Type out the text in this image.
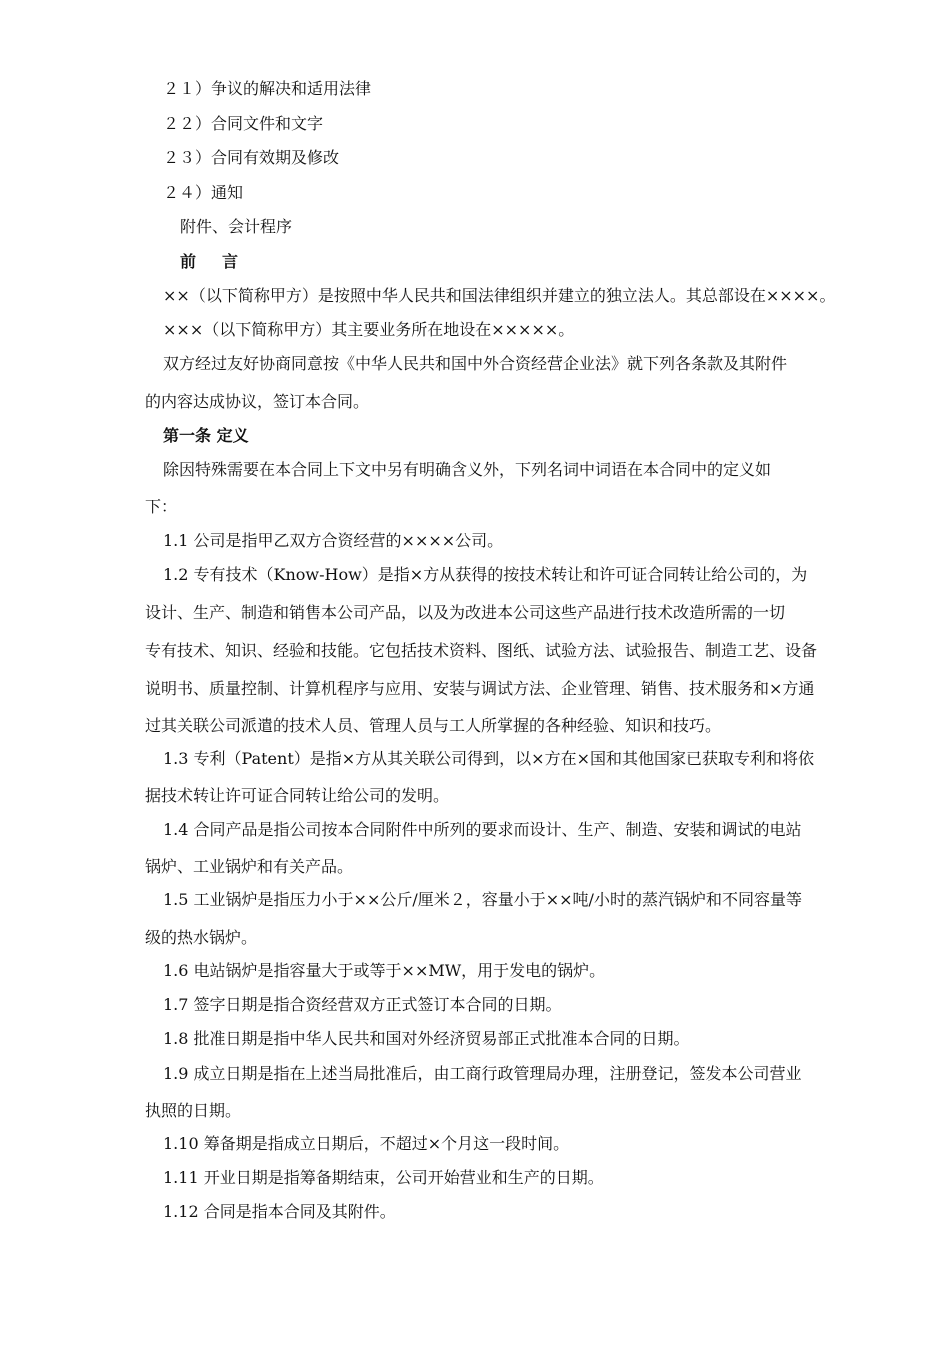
２１）争议的解决和适用法律
２２）合同文件和文字
２３）合同有效期及修改
２４）通知
附件、会计程序
前 言
××（以下简称甲方）是按照中华人民共和国法律组织并建立的独立法人。其总部设在××××。
×××（以下简称甲方）其主要业务所在地设在×××××。
双方经过友好协商同意按《中华人民共和国中外合资经营企业法》就下列各条款及其附件
的内容达成协议，签订本合同。
第一条 定义
除因特殊需要在本合同上下文中另有明确含义外，下列名词中词语在本合同中的定义如
下：
1.1 公司是指甲乙双方合资经营的××××公司。
1.2 专有技术（Know-How）是指×方从获得的按技术转让和许可证合同转让给公司的，为
设计、生产、制造和销售本公司产品，以及为改进本公司这些产品进行技术改造所需的一切
专有技术、知识、经验和技能。它包括技术资料、图纸、试验方法、试验报告、制造工艺、设备
说明书、质量控制、计算机程序与应用、安装与调试方法、企业管理、销售、技术服务和×方通
过其关联公司派遣的技术人员、管理人员与工人所掌握的各种经验、知识和技巧。
1.3 专利（Patent）是指×方从其关联公司得到，以×方在×国和其他国家已获取专利和将依
据技术转让许可证合同转让给公司的发明。
1.4 合同产品是指公司按本合同附件中所列的要求而设计、生产、制造、安装和调试的电站
锅炉、工业锅炉和有关产品。
1.5 工业锅炉是指压力小于××公斤/厘米２，容量小于××吨/小时的蒸汽锅炉和不同容量等
级的热水锅炉。
1.6 电站锅炉是指容量大于或等于××MW，用于发电的锅炉。
1.7 签字日期是指合资经营双方正式签订本合同的日期。
1.8 批准日期是指中华人民共和国对外经济贸易部正式批准本合同的日期。
1.9 成立日期是指在上述当局批准后，由工商行政管理局办理，注册登记，签发本公司营业
执照的日期。
1.10 筹备期是指成立日期后，不超过×个月这一段时间。
1.11 开业日期是指筹备期结束，公司开始营业和生产的日期。
1.12 合同是指本合同及其附件。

__________

### Written task
Every record above should be written out again without change, except that the pictures are left out.

### Solution for this task
Type out the text in this image.
２１）争议的解决和适用法律
２２）合同文件和文字
２３）合同有效期及修改
２４）通知
附件、会计程序
前 言
××（以下简称甲方）是按照中华人民共和国法律组织并建立的独立法人。其总部设在××××。
×××（以下简称甲方）其主要业务所在地设在×××××。
双方经过友好协商同意按《中华人民共和国中外合资经营企业法》就下列各条款及其附件
的内容达成协议，签订本合同。
第一条 定义
除因特殊需要在本合同上下文中另有明确含义外，下列名词中词语在本合同中的定义如
下：
1.1 公司是指甲乙双方合资经营的××××公司。
1.2 专有技术（Know-How）是指×方从获得的按技术转让和许可证合同转让给公司的，为
设计、生产、制造和销售本公司产品，以及为改进本公司这些产品进行技术改造所需的一切
专有技术、知识、经验和技能。它包括技术资料、图纸、试验方法、试验报告、制造工艺、设备
说明书、质量控制、计算机程序与应用、安装与调试方法、企业管理、销售、技术服务和×方通
过其关联公司派遣的技术人员、管理人员与工人所掌握的各种经验、知识和技巧。
1.3 专利（Patent）是指×方从其关联公司得到，以×方在×国和其他国家已获取专利和将依
据技术转让许可证合同转让给公司的发明。
1.4 合同产品是指公司按本合同附件中所列的要求而设计、生产、制造、安装和调试的电站
锅炉、工业锅炉和有关产品。
1.5 工业锅炉是指压力小于××公斤/厘米２，容量小于××吨/小时的蒸汽锅炉和不同容量等
级的热水锅炉。
1.6 电站锅炉是指容量大于或等于××MW，用于发电的锅炉。
1.7 签字日期是指合资经营双方正式签订本合同的日期。
1.8 批准日期是指中华人民共和国对外经济贸易部正式批准本合同的日期。
1.9 成立日期是指在上述当局批准后，由工商行政管理局办理，注册登记，签发本公司营业
执照的日期。
1.10 筹备期是指成立日期后，不超过×个月这一段时间。
1.11 开业日期是指筹备期结束，公司开始营业和生产的日期。
1.12 合同是指本合同及其附件。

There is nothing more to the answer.